#### [GIVEN PROBLEM]
Show every line of the records below that contains the word "broadcast".

#### [INFORMATION GIVEN]
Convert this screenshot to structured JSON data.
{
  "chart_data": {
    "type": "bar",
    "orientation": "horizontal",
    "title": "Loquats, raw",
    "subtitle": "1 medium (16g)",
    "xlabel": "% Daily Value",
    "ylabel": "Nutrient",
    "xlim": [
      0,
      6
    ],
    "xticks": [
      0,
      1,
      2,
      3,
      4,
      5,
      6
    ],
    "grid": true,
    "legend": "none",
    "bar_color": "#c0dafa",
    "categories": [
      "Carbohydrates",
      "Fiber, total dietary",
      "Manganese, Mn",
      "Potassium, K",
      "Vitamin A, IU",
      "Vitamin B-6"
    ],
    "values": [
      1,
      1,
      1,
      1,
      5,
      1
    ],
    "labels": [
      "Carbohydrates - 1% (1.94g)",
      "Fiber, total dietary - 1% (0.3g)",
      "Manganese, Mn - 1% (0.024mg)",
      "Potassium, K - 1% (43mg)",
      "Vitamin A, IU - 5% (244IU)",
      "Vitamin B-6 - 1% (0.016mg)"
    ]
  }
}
--
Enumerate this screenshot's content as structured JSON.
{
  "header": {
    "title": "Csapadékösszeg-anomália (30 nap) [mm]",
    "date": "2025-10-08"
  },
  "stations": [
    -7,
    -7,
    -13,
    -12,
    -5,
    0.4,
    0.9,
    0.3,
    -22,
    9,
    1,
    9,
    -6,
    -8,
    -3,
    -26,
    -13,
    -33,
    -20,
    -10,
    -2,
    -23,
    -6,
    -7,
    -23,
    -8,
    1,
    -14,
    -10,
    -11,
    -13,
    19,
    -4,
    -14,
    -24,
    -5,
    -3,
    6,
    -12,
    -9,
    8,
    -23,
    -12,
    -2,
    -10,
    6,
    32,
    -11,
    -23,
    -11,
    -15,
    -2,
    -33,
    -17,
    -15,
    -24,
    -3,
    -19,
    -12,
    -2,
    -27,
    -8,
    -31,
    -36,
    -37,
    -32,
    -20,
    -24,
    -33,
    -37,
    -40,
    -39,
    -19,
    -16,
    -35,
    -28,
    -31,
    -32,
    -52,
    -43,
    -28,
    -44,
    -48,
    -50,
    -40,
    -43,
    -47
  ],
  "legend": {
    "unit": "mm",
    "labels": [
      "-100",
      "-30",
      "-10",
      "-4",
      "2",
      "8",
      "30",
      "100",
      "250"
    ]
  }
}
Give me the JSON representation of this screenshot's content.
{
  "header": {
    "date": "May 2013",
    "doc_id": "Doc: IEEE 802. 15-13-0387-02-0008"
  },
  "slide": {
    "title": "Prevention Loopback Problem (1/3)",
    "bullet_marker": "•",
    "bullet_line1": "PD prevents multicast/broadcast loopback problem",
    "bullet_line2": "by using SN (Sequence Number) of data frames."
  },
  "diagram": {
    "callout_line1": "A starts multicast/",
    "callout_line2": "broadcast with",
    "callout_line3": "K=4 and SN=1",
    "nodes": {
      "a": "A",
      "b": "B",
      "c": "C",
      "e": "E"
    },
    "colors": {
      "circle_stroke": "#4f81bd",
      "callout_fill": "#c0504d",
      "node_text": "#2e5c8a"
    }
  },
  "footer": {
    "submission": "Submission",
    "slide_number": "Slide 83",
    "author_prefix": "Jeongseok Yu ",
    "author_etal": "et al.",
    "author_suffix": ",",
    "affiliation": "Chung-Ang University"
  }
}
==
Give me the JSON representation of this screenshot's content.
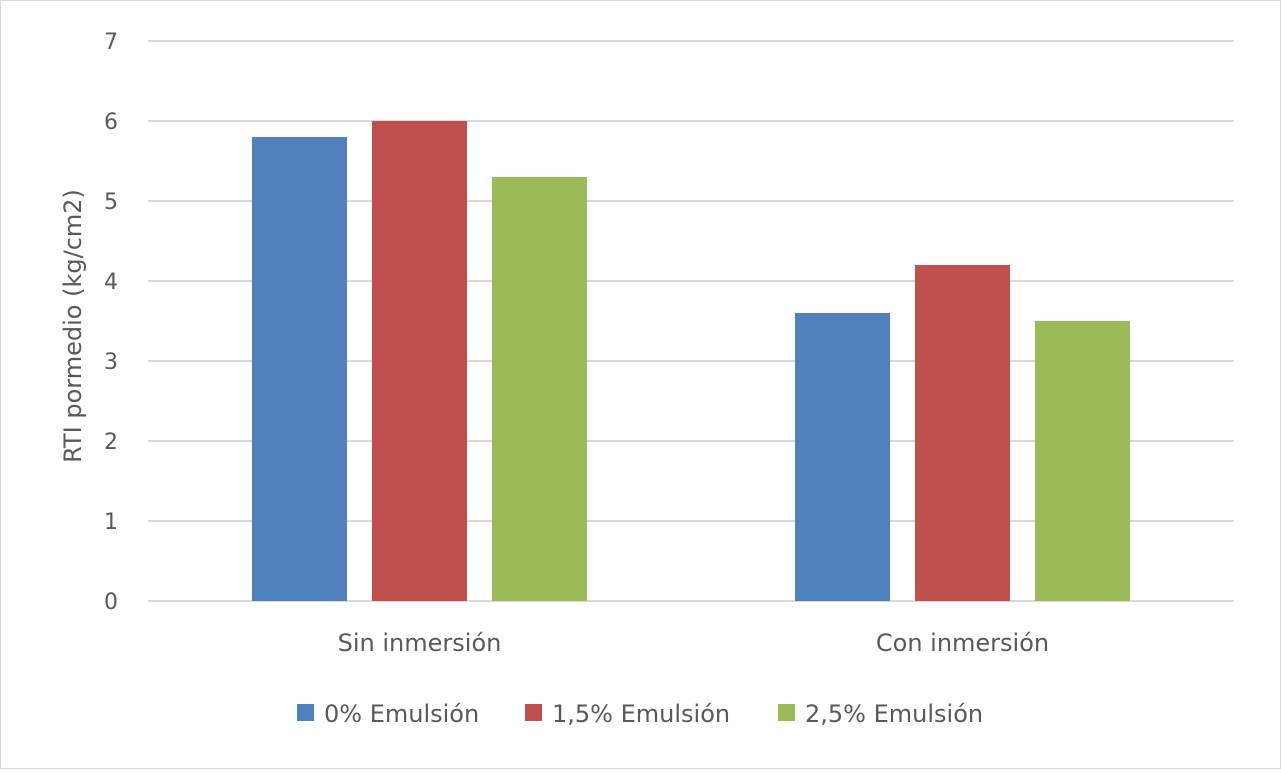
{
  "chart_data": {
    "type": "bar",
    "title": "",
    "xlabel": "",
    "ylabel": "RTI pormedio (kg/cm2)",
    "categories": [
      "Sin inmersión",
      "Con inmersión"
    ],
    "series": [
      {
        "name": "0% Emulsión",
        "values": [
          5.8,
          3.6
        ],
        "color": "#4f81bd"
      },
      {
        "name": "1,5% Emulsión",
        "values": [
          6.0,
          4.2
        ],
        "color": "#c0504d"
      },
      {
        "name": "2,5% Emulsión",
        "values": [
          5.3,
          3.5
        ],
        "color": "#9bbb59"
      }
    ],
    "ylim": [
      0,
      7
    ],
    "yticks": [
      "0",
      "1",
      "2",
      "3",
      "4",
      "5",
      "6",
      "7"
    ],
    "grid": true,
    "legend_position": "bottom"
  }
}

#### [OUTPUT FOR THIS TASK]
    "bullet_line1": "PD prevents multicast/broadcast loopback problem",
    "callout_line2": "broadcast with",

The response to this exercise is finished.